**Data to use**

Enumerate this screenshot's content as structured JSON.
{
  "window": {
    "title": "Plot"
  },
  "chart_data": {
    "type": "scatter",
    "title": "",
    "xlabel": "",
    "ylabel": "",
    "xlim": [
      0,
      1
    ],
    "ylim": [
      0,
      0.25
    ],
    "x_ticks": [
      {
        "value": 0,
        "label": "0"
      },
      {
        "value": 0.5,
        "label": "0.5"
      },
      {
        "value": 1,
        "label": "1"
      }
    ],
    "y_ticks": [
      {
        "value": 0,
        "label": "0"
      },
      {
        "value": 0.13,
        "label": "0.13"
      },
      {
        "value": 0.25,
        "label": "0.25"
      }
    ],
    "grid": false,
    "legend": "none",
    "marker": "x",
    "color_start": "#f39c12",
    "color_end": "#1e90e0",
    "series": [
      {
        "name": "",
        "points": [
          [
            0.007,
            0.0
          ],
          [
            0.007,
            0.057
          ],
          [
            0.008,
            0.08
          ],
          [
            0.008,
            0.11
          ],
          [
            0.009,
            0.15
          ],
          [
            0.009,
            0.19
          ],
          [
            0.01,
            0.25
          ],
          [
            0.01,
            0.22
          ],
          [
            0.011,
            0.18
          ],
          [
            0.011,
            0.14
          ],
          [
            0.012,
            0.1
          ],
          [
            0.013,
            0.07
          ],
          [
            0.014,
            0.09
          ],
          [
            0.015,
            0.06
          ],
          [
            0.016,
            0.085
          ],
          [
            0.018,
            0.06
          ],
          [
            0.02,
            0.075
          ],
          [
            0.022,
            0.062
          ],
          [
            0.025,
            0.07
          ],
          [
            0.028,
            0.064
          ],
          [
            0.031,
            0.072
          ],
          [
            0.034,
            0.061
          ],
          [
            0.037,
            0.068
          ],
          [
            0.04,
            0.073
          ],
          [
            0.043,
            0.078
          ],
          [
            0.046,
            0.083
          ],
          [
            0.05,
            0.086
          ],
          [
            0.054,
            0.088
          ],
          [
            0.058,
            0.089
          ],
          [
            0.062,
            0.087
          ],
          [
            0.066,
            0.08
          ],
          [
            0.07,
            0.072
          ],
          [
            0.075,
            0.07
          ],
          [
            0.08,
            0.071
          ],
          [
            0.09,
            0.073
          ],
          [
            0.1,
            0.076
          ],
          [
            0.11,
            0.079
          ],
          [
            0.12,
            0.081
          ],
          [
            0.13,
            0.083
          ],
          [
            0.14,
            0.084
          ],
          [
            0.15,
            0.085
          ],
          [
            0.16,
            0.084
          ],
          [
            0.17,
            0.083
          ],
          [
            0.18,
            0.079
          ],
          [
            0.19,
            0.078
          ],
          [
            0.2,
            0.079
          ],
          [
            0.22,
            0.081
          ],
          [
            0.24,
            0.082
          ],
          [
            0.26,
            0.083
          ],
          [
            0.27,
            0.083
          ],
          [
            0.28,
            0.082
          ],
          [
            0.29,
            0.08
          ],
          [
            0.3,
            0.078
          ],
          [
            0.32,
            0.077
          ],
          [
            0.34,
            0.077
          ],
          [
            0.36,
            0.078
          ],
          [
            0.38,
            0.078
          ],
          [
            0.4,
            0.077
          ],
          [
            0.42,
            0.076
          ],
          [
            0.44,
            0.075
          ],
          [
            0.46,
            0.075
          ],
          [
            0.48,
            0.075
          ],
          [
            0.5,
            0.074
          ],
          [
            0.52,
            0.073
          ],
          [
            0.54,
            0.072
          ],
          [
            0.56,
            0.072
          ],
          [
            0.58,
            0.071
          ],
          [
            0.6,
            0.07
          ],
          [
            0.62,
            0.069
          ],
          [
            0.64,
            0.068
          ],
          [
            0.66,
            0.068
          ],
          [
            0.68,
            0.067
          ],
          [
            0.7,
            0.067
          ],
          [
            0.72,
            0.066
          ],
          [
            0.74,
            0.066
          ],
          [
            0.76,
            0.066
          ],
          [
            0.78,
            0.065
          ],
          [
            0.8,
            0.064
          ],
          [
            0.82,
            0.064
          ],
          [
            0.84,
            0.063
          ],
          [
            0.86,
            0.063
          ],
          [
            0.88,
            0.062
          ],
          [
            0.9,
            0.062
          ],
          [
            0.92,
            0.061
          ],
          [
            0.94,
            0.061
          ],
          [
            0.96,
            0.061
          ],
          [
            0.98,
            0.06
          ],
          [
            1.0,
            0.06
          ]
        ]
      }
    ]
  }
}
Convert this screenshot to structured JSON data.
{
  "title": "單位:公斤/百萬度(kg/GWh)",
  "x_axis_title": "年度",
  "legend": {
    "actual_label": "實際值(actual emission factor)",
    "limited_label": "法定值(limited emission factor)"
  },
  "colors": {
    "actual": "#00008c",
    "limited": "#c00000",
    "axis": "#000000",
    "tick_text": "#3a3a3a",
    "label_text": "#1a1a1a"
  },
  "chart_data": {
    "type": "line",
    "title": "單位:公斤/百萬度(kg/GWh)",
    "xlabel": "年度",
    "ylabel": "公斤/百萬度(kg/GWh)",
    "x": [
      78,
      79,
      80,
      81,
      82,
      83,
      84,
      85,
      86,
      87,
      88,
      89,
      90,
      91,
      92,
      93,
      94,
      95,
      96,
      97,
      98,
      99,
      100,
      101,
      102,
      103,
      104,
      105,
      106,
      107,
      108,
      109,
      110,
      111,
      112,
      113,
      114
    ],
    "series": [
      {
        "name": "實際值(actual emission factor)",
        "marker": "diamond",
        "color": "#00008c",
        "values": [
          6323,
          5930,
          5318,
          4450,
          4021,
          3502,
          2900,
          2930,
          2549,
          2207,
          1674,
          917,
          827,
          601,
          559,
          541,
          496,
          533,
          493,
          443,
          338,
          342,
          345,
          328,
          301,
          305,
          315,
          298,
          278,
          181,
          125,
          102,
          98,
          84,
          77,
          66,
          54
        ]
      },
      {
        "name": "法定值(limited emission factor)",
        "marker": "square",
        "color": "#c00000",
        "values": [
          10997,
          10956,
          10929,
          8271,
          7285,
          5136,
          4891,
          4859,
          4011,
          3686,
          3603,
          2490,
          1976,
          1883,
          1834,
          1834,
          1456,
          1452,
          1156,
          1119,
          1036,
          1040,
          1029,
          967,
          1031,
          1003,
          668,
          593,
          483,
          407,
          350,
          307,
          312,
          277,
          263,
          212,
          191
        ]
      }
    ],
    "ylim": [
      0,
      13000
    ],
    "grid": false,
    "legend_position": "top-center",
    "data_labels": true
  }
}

**Work to be completed**
Repeat the preceding lines exactly, please, every one of them.

**Answer in full**
Enumerate this screenshot's content as structured JSON.
{
  "window": {
    "title": "Plot"
  },
  "chart_data": {
    "type": "scatter",
    "title": "",
    "xlabel": "",
    "ylabel": "",
    "xlim": [
      0,
      1
    ],
    "ylim": [
      0,
      0.25
    ],
    "x_ticks": [
      {
        "value": 0,
        "label": "0"
      },
      {
        "value": 0.5,
        "label": "0.5"
      },
      {
        "value": 1,
        "label": "1"
      }
    ],
    "y_ticks": [
      {
        "value": 0,
        "label": "0"
      },
      {
        "value": 0.13,
        "label": "0.13"
      },
      {
        "value": 0.25,
        "label": "0.25"
      }
    ],
    "grid": false,
    "legend": "none",
    "marker": "x",
    "color_start": "#f39c12",
    "color_end": "#1e90e0",
    "series": [
      {
        "name": "",
        "points": [
          [
            0.007,
            0.0
          ],
          [
            0.007,
            0.057
          ],
          [
            0.008,
            0.08
          ],
          [
            0.008,
            0.11
          ],
          [
            0.009,
            0.15
          ],
          [
            0.009,
            0.19
          ],
          [
            0.01,
            0.25
          ],
          [
            0.01,
            0.22
          ],
          [
            0.011,
            0.18
          ],
          [
            0.011,
            0.14
          ],
          [
            0.012,
            0.1
          ],
          [
            0.013,
            0.07
          ],
          [
            0.014,
            0.09
          ],
          [
            0.015,
            0.06
          ],
          [
            0.016,
            0.085
          ],
          [
            0.018,
            0.06
          ],
          [
            0.02,
            0.075
          ],
          [
            0.022,
            0.062
          ],
          [
            0.025,
            0.07
          ],
          [
            0.028,
            0.064
          ],
          [
            0.031,
            0.072
          ],
          [
            0.034,
            0.061
          ],
          [
            0.037,
            0.068
          ],
          [
            0.04,
            0.073
          ],
          [
            0.043,
            0.078
          ],
          [
            0.046,
            0.083
          ],
          [
            0.05,
            0.086
          ],
          [
            0.054,
            0.088
          ],
          [
            0.058,
            0.089
          ],
          [
            0.062,
            0.087
          ],
          [
            0.066,
            0.08
          ],
          [
            0.07,
            0.072
          ],
          [
            0.075,
            0.07
          ],
          [
            0.08,
            0.071
          ],
          [
            0.09,
            0.073
          ],
          [
            0.1,
            0.076
          ],
          [
            0.11,
            0.079
          ],
          [
            0.12,
            0.081
          ],
          [
            0.13,
            0.083
          ],
          [
            0.14,
            0.084
          ],
          [
            0.15,
            0.085
          ],
          [
            0.16,
            0.084
          ],
          [
            0.17,
            0.083
          ],
          [
            0.18,
            0.079
          ],
          [
            0.19,
            0.078
          ],
          [
            0.2,
            0.079
          ],
          [
            0.22,
            0.081
          ],
          [
            0.24,
            0.082
          ],
          [
            0.26,
            0.083
          ],
          [
            0.27,
            0.083
          ],
          [
            0.28,
            0.082
          ],
          [
            0.29,
            0.08
          ],
          [
            0.3,
            0.078
          ],
          [
            0.32,
            0.077
          ],
          [
            0.34,
            0.077
          ],
          [
            0.36,
            0.078
          ],
          [
            0.38,
            0.078
          ],
          [
            0.4,
            0.077
          ],
          [
            0.42,
            0.076
          ],
          [
            0.44,
            0.075
          ],
          [
            0.46,
            0.075
          ],
          [
            0.48,
            0.075
          ],
          [
            0.5,
            0.074
          ],
          [
            0.52,
            0.073
          ],
          [
            0.54,
            0.072
          ],
          [
            0.56,
            0.072
          ],
          [
            0.58,
            0.071
          ],
          [
            0.6,
            0.07
          ],
          [
            0.62,
            0.069
          ],
          [
            0.64,
            0.068
          ],
          [
            0.66,
            0.068
          ],
          [
            0.68,
            0.067
          ],
          [
            0.7,
            0.067
          ],
          [
            0.72,
            0.066
          ],
          [
            0.74,
            0.066
          ],
          [
            0.76,
            0.066
          ],
          [
            0.78,
            0.065
          ],
          [
            0.8,
            0.064
          ],
          [
            0.82,
            0.064
          ],
          [
            0.84,
            0.063
          ],
          [
            0.86,
            0.063
          ],
          [
            0.88,
            0.062
          ],
          [
            0.9,
            0.062
          ],
          [
            0.92,
            0.061
          ],
          [
            0.94,
            0.061
          ],
          [
            0.96,
            0.061
          ],
          [
            0.98,
            0.06
          ],
          [
            1.0,
            0.06
          ]
        ]
      }
    ]
  }
}
Convert this screenshot to structured JSON data.
{
  "title": "單位:公斤/百萬度(kg/GWh)",
  "x_axis_title": "年度",
  "legend": {
    "actual_label": "實際值(actual emission factor)",
    "limited_label": "法定值(limited emission factor)"
  },
  "colors": {
    "actual": "#00008c",
    "limited": "#c00000",
    "axis": "#000000",
    "tick_text": "#3a3a3a",
    "label_text": "#1a1a1a"
  },
  "chart_data": {
    "type": "line",
    "title": "單位:公斤/百萬度(kg/GWh)",
    "xlabel": "年度",
    "ylabel": "公斤/百萬度(kg/GWh)",
    "x": [
      78,
      79,
      80,
      81,
      82,
      83,
      84,
      85,
      86,
      87,
      88,
      89,
      90,
      91,
      92,
      93,
      94,
      95,
      96,
      97,
      98,
      99,
      100,
      101,
      102,
      103,
      104,
      105,
      106,
      107,
      108,
      109,
      110,
      111,
      112,
      113,
      114
    ],
    "series": [
      {
        "name": "實際值(actual emission factor)",
        "marker": "diamond",
        "color": "#00008c",
        "values": [
          6323,
          5930,
          5318,
          4450,
          4021,
          3502,
          2900,
          2930,
          2549,
          2207,
          1674,
          917,
          827,
          601,
          559,
          541,
          496,
          533,
          493,
          443,
          338,
          342,
          345,
          328,
          301,
          305,
          315,
          298,
          278,
          181,
          125,
          102,
          98,
          84,
          77,
          66,
          54
        ]
      },
      {
        "name": "法定值(limited emission factor)",
        "marker": "square",
        "color": "#c00000",
        "values": [
          10997,
          10956,
          10929,
          8271,
          7285,
          5136,
          4891,
          4859,
          4011,
          3686,
          3603,
          2490,
          1976,
          1883,
          1834,
          1834,
          1456,
          1452,
          1156,
          1119,
          1036,
          1040,
          1029,
          967,
          1031,
          1003,
          668,
          593,
          483,
          407,
          350,
          307,
          312,
          277,
          263,
          212,
          191
        ]
      }
    ],
    "ylim": [
      0,
      13000
    ],
    "grid": false,
    "legend_position": "top-center",
    "data_labels": true
  }
}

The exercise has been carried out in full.